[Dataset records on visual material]

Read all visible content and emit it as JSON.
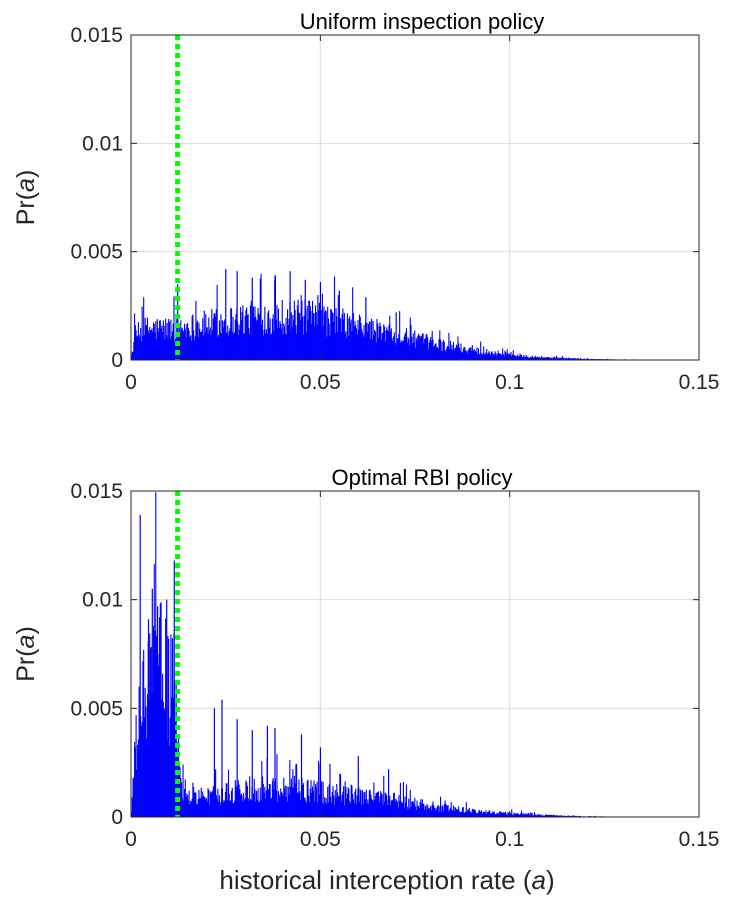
{
  "chart_data": [
    {
      "type": "histogram",
      "title": "Uniform inspection policy",
      "ylabel": {
        "prefix": "Pr(",
        "var": "a",
        "suffix": ")"
      },
      "xlabel": null,
      "xlim": [
        0,
        0.15
      ],
      "ylim": [
        0,
        0.015
      ],
      "xticks": [
        0,
        0.05,
        0.1,
        0.15
      ],
      "xtick_labels": [
        "0",
        "0.05",
        "0.1",
        "0.15"
      ],
      "yticks": [
        0,
        0.005,
        0.01,
        0.015
      ],
      "ytick_labels": [
        "0",
        "0.005",
        "0.01",
        "0.015"
      ],
      "grid": true,
      "bar_color": "#0000ff",
      "reference_line": {
        "x": 0.0123,
        "color": "#00ff00",
        "style": "dotted"
      },
      "bin_width": 0.0002,
      "profile": {
        "x": [
          0,
          0.001,
          0.004,
          0.01,
          0.02,
          0.03,
          0.04,
          0.05,
          0.06,
          0.07,
          0.08,
          0.09,
          0.1,
          0.11,
          0.12,
          0.13,
          0.14,
          0.15
        ],
        "y": [
          0,
          0.0012,
          0.0015,
          0.0015,
          0.0017,
          0.002,
          0.0021,
          0.002,
          0.0016,
          0.0012,
          0.0008,
          0.00048,
          0.00026,
          0.00012,
          5e-05,
          2e-05,
          5e-06,
          0
        ]
      },
      "noise": 0.9,
      "spikes": [
        {
          "x": 0.0123,
          "y": 0.0035
        },
        {
          "x": 0.025,
          "y": 0.0042
        },
        {
          "x": 0.028,
          "y": 0.0041
        },
        {
          "x": 0.032,
          "y": 0.0038
        },
        {
          "x": 0.038,
          "y": 0.0039
        },
        {
          "x": 0.042,
          "y": 0.0041
        },
        {
          "x": 0.046,
          "y": 0.0037
        },
        {
          "x": 0.05,
          "y": 0.0036
        },
        {
          "x": 0.055,
          "y": 0.0032
        },
        {
          "x": 0.062,
          "y": 0.0029
        },
        {
          "x": 0.07,
          "y": 0.0022
        }
      ]
    },
    {
      "type": "histogram",
      "title": "Optimal RBI policy",
      "ylabel": {
        "prefix": "Pr(",
        "var": "a",
        "suffix": ")"
      },
      "xlabel": {
        "prefix": "historical interception rate (",
        "var": "a",
        "suffix": ")"
      },
      "xlim": [
        0,
        0.15
      ],
      "ylim": [
        0,
        0.015
      ],
      "xticks": [
        0,
        0.05,
        0.1,
        0.15
      ],
      "xtick_labels": [
        "0",
        "0.05",
        "0.1",
        "0.15"
      ],
      "yticks": [
        0,
        0.005,
        0.01,
        0.015
      ],
      "ytick_labels": [
        "0",
        "0.005",
        "0.01",
        "0.015"
      ],
      "grid": true,
      "bar_color": "#0000ff",
      "reference_line": {
        "x": 0.0123,
        "color": "#00ff00",
        "style": "dotted"
      },
      "bin_width": 0.0002,
      "profile": {
        "x": [
          0,
          0.001,
          0.003,
          0.005,
          0.008,
          0.0115,
          0.0125,
          0.015,
          0.02,
          0.03,
          0.04,
          0.05,
          0.06,
          0.07,
          0.08,
          0.09,
          0.1,
          0.11,
          0.12,
          0.13,
          0.14,
          0.15
        ],
        "y": [
          0,
          0.003,
          0.0055,
          0.0065,
          0.0072,
          0.006,
          0.002,
          0.001,
          0.001,
          0.0013,
          0.0014,
          0.0012,
          0.001,
          0.0008,
          0.0005,
          0.0003,
          0.00017,
          8e-05,
          3e-05,
          1e-05,
          4e-06,
          0
        ]
      },
      "noise": 1.0,
      "spikes": [
        {
          "x": 0.0024,
          "y": 0.0139
        },
        {
          "x": 0.0046,
          "y": 0.0091
        },
        {
          "x": 0.0056,
          "y": 0.0105
        },
        {
          "x": 0.007,
          "y": 0.0097
        },
        {
          "x": 0.0094,
          "y": 0.01
        },
        {
          "x": 0.0114,
          "y": 0.0118
        },
        {
          "x": 0.024,
          "y": 0.0054
        },
        {
          "x": 0.022,
          "y": 0.005
        },
        {
          "x": 0.028,
          "y": 0.0045
        },
        {
          "x": 0.032,
          "y": 0.004
        },
        {
          "x": 0.036,
          "y": 0.0042
        },
        {
          "x": 0.038,
          "y": 0.0041
        },
        {
          "x": 0.045,
          "y": 0.0038
        },
        {
          "x": 0.05,
          "y": 0.0032
        },
        {
          "x": 0.06,
          "y": 0.0028
        },
        {
          "x": 0.068,
          "y": 0.0022
        }
      ]
    }
  ]
}
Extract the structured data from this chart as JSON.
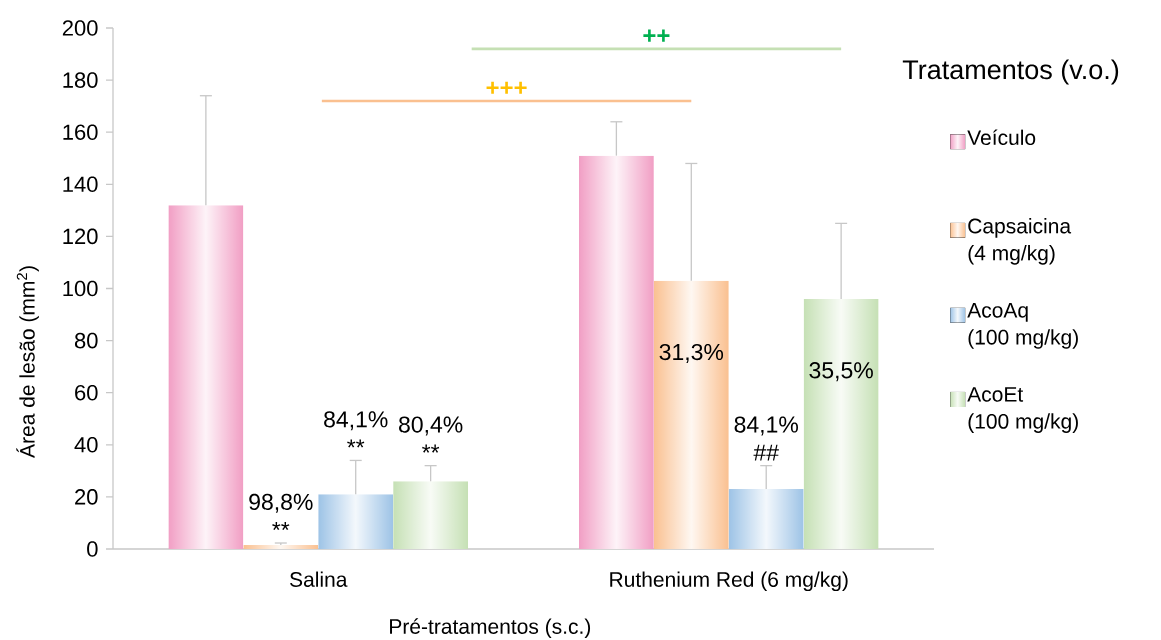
{
  "chart_data": {
    "type": "bar",
    "xlabel": "Pré-tratamentos (s.c.)",
    "ylabel": "Área de lesão (mm$^{2}$)",
    "legend_title": "Tratamentos (v.o.)",
    "categories": [
      "Salina",
      "Ruthenium Red (6 mg/kg)"
    ],
    "series": [
      {
        "name": "Veículo",
        "color": "#f19ec4",
        "values": [
          132,
          151
        ],
        "errors": [
          [
            132,
            174
          ],
          [
            151,
            164
          ]
        ]
      },
      {
        "name": "Capsaicina\n(4 mg/kg)",
        "color": "#fac090",
        "values": [
          1.5,
          103
        ],
        "errors": [
          [
            1.5,
            2.3
          ],
          [
            103,
            148
          ]
        ]
      },
      {
        "name": "AcoAq\n(100 mg/kg)",
        "color": "#9dc3e6",
        "values": [
          21,
          23
        ],
        "errors": [
          [
            21,
            34
          ],
          [
            23,
            32
          ]
        ]
      },
      {
        "name": "AcoEt\n(100 mg/kg)",
        "color": "#c5e0b4",
        "values": [
          26,
          96
        ],
        "errors": [
          [
            26,
            32
          ],
          [
            96,
            125
          ]
        ]
      }
    ],
    "ylim": [
      0,
      200
    ],
    "yticks": [
      0,
      20,
      40,
      60,
      80,
      100,
      120,
      140,
      160,
      180,
      200
    ],
    "legend": "right",
    "ref_lines": [
      {
        "axis": "y",
        "value": 172,
        "label": "+++",
        "color": "#fac090"
      },
      {
        "axis": "y",
        "value": 192,
        "label": "++",
        "color": "#c5e0b4"
      }
    ],
    "annotations": [
      "98,8%\n**",
      "84,1%\n**",
      "80,4%\n**",
      "31,3%",
      "84,1%\n##",
      "35,5%"
    ]
  }
}
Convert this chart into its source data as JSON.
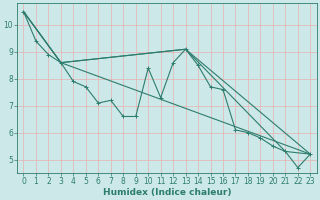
{
  "xlabel": "Humidex (Indice chaleur)",
  "ylabel": "",
  "xlim": [
    -0.5,
    23.5
  ],
  "ylim": [
    4.5,
    10.8
  ],
  "yticks": [
    5,
    6,
    7,
    8,
    9,
    10
  ],
  "xticks": [
    0,
    1,
    2,
    3,
    4,
    5,
    6,
    7,
    8,
    9,
    10,
    11,
    12,
    13,
    14,
    15,
    16,
    17,
    18,
    19,
    20,
    21,
    22,
    23
  ],
  "bg_color": "#cce8e8",
  "line_color": "#2d7d6e",
  "grid_color_minor": "#e8b0b0",
  "grid_color_major": "#b8d8d8",
  "lines": [
    {
      "x": [
        0,
        1,
        2,
        3,
        4,
        5,
        6,
        7,
        8,
        9,
        10,
        11,
        12,
        13,
        14,
        15,
        16,
        17,
        18,
        19,
        20,
        21,
        22,
        23
      ],
      "y": [
        10.5,
        9.4,
        8.9,
        8.6,
        7.9,
        7.7,
        7.1,
        7.2,
        6.6,
        6.6,
        8.4,
        7.3,
        8.6,
        9.1,
        8.5,
        7.7,
        7.6,
        6.1,
        6.0,
        5.8,
        5.5,
        5.3,
        4.7,
        5.2
      ],
      "marker": true
    },
    {
      "x": [
        0,
        3,
        23
      ],
      "y": [
        10.5,
        8.6,
        5.2
      ],
      "marker": false
    },
    {
      "x": [
        0,
        3,
        13,
        23
      ],
      "y": [
        10.5,
        8.6,
        9.1,
        5.2
      ],
      "marker": false
    },
    {
      "x": [
        0,
        3,
        13,
        21,
        23
      ],
      "y": [
        10.5,
        8.6,
        9.1,
        5.3,
        5.2
      ],
      "marker": false
    }
  ]
}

* **EXERCISE**
Show the lines of the material that contain the word "name".

* **EXERCISE OUTPUT**
        "name": "Veículo",
        "name": "Capsaicina\n(4 mg/kg)",
        "name": "AcoAq\n(100 mg/kg)",
        "name": "AcoEt\n(100 mg/kg)",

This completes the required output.